Check every line of the entries that follow, and copy the ones containing "שיצאו".

+ + + + +

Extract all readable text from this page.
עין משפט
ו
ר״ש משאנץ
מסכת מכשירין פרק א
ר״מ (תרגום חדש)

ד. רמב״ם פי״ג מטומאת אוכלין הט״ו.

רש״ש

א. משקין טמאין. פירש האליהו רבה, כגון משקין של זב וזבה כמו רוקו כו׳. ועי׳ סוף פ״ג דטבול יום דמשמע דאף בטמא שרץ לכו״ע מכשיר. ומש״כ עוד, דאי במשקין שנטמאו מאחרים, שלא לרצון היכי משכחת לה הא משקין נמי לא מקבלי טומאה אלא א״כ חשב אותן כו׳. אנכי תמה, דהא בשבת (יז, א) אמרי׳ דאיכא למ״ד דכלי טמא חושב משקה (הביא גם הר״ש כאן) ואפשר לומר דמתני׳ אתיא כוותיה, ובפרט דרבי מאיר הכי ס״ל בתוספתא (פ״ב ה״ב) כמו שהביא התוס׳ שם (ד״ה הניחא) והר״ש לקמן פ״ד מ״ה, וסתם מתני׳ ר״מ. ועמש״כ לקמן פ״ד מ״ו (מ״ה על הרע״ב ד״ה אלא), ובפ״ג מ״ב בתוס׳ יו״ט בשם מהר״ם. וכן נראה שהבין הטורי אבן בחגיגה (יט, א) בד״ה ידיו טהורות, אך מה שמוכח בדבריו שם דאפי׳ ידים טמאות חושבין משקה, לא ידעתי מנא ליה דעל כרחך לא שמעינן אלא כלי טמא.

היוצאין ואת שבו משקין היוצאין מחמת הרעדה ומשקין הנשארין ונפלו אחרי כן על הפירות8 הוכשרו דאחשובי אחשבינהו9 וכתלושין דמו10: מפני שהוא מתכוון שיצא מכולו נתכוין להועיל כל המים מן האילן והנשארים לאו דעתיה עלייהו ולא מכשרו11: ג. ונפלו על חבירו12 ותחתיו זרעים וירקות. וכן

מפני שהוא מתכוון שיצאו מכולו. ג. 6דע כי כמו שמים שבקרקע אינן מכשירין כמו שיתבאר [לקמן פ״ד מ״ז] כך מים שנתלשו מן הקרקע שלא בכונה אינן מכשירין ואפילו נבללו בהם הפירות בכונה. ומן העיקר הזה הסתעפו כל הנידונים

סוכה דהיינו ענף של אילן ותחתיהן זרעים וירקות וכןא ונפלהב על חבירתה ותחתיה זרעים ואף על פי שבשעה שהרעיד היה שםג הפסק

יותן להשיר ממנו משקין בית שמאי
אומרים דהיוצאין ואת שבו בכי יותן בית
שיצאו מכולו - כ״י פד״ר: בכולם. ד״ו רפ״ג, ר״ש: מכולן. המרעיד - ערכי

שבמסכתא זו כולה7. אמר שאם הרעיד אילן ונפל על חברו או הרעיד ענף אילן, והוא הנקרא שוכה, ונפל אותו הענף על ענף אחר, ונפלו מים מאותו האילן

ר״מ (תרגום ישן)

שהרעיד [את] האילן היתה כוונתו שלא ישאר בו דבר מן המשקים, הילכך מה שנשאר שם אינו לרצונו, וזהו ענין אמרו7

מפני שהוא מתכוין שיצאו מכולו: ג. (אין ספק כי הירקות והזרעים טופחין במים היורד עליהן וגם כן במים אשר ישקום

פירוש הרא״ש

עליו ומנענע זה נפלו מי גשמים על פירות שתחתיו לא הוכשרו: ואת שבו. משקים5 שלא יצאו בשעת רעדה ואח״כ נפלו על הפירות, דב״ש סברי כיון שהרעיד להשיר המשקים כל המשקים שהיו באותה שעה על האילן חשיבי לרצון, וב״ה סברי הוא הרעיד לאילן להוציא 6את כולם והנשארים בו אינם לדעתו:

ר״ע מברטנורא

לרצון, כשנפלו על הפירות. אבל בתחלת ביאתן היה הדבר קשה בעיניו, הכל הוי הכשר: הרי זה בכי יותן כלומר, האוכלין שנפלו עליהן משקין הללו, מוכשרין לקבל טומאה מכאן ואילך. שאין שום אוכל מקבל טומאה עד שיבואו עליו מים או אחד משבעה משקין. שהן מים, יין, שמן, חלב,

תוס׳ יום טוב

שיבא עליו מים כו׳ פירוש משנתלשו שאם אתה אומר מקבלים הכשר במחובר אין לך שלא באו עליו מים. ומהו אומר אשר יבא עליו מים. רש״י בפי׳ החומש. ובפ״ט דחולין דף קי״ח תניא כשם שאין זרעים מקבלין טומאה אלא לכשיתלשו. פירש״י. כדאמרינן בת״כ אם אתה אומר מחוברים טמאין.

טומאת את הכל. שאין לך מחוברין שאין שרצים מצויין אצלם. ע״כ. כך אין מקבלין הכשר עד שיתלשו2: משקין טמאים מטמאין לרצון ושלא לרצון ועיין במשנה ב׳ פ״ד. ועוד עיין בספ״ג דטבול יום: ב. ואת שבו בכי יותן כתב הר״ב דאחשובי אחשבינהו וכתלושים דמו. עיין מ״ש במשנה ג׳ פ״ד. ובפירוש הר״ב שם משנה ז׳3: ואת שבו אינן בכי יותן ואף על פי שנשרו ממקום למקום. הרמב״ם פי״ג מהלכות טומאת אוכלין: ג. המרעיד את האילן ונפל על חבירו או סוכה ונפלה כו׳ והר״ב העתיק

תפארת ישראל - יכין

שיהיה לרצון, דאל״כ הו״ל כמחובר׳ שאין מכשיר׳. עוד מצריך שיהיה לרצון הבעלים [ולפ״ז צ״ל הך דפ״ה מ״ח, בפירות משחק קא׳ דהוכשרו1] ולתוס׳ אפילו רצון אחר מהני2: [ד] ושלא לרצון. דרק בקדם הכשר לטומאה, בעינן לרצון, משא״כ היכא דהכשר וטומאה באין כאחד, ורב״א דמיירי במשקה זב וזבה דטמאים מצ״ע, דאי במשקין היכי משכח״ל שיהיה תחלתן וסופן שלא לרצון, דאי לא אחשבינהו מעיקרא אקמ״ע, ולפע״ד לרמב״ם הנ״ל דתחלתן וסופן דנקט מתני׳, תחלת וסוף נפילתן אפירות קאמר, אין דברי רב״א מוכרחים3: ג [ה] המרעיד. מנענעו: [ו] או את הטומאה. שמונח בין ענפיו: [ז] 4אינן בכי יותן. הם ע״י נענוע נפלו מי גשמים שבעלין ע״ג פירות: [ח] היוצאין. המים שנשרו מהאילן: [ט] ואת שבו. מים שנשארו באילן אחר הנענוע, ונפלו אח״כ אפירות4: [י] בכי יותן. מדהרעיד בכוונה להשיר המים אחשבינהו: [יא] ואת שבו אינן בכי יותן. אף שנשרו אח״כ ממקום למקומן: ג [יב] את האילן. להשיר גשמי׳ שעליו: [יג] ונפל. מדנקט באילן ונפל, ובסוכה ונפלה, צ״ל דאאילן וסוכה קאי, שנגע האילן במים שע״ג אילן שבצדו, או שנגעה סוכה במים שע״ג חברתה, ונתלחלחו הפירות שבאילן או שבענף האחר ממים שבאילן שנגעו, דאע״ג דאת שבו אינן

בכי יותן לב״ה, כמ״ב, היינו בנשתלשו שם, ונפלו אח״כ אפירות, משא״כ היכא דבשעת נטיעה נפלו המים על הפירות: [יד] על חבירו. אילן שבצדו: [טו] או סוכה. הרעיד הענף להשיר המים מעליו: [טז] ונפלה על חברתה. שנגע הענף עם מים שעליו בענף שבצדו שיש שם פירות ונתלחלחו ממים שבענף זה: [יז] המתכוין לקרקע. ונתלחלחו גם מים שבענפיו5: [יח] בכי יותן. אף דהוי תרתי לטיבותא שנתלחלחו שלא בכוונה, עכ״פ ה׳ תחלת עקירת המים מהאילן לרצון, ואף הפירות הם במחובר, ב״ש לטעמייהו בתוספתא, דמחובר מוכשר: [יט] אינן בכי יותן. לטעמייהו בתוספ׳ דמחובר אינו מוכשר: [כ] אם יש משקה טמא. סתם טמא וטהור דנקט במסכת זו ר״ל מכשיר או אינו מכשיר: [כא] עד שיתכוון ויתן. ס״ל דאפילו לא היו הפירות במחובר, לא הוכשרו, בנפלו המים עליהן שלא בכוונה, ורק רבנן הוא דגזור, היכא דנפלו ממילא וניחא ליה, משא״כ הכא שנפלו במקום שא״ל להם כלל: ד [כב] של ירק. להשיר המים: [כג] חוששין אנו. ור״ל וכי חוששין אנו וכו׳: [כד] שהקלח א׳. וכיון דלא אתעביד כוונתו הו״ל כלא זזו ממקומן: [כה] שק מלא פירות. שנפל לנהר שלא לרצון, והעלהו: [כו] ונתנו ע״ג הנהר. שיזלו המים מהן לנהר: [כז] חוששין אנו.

+ + + + +

> **Written reply**
מפני שהוא מתכוון שיצאו מכולו. ג. 6דע כי כמו שמים שבקרקע אינן מכשירין כמו שיתבאר [לקמן פ״ד מ״ז] כך מים שנתלשו מן הקרקע שלא בכונה אינן מכשירין ואפילו נבללו בהם הפירות בכונה. ומן העיקר הזה הסתעפו כל הנידונים
שיצאו מכולו - כ״י פד״ר: בכולם. ד״ו רפ״ג, ר״ש: מכולן. המרעיד - ערכי
מפני שהוא מתכוין שיצאו מכולו: ג. (אין ספק כי הירקות והזרעים טופחין במים היורד עליהן וגם כן במים אשר ישקום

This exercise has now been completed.